Tag Archives: art

Imagined Realities for the Digital City

Babacar Traoré DOLI, “La Renaissance Trotoire” (The Sidewalk Renaissance)

By Robin Riskin

Babacar Traoré Doli’s whimsical creations are born out of photographs onto which he digitally paints stories from his imagination. The works bear witness to urban street life and transform the ordinary into super-realities, blending pointillism, realism, and the abstract. Imagine the thick graphic figures of Romare Bearden played against the whorls of Klimt with the graphic edge of a New York City subway map, all set over serious journalistic photography.

Doli’s unique form of photo-painting is rooted in personal experiences from his hometown of Dakar, yet relevant to a universal sense of urbanity. The works open up possibilities for expression and map out new forms of documentation for the digital age.

Doli, who comes from a family full of artists and creative thinkers, counts among his uncles the sculptors Moussa Traoré, Ali Traoré, and his homonym Babacar Traoré. Doli’s late father Mamadou Traoré was Cultural Advisor to the last President of Senegal Abdoulaye Wade and worked with the former President Leopold Senghor. Traoré housed a kind of bohemian artist residency-cum-mosque in the late last century. Doli, a Dak’Art Biennale veteran, finds himself among a group of fresh and innovative young artists on the verge of bursting onto an international art scene.

Babacar Traoré DOLI, “La Récreation” and “Les Journaliers”

“La Récreation” and “Les Journaliers”

## Recorded information
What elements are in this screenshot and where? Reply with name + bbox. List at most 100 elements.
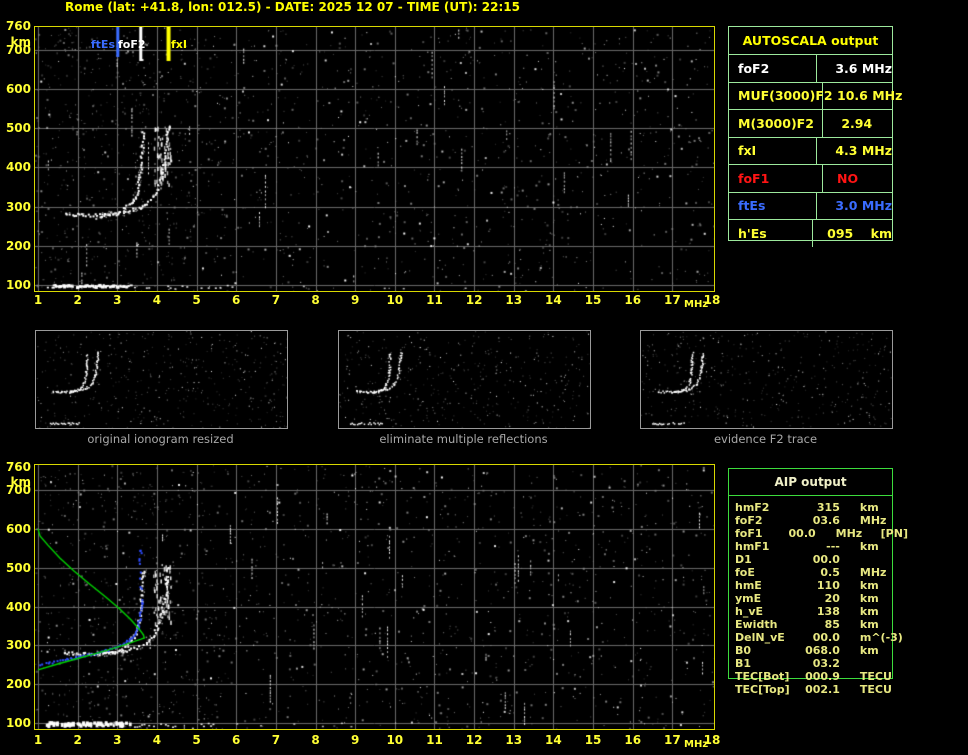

## What to work on
1/ In the Doli article, reproduce the stretch from "Imagined Realities for" through "the digital age.".
2/ Do these statements agree with the Doli article? Answer yes or no for each, quoting the words that decide it.
(a) Doli's hometown is Dakar.
(b) Doli's father was Cultural Advisor to Leopold Senghor.
(c) Doli has taken part in the Dak'Art Biennale before.
3/ According to the Doli article, what does Doli digitally paint his stories onto?
The data has no connection to the Doli article.

## Answers to each task
1/
Imagined Realities for the Digital City

Babacar Traoré DOLI, “La Renaissance Trotoire” (The Sidewalk Renaissance)

By Robin Riskin

Babacar Traoré Doli’s whimsical creations are born out of photographs onto which he digitally paints stories from his imagination. The works bear witness to urban street life and transform the ordinary into super-realities, blending pointillism, realism, and the abstract. Imagine the thick graphic figures of Romare Bearden played against the whorls of Klimt with the graphic edge of a New York City subway map, all set over serious journalistic photography.

Doli’s unique form of photo-painting is rooted in personal experiences from his hometown of Dakar, yet relevant to a universal sense of urbanity. The works open up possibilities for expression and map out new forms of documentation for the digital age.

2/
(a) Yes: "rooted in personal experiences from his hometown of Dakar"
(b) No: "was Cultural Advisor to the last President of Senegal Abdoulaye Wade and worked with the former President Leopold Senghor"
(c) Yes: "Doli, a Dak’Art Biennale veteran"

3/ Photographs.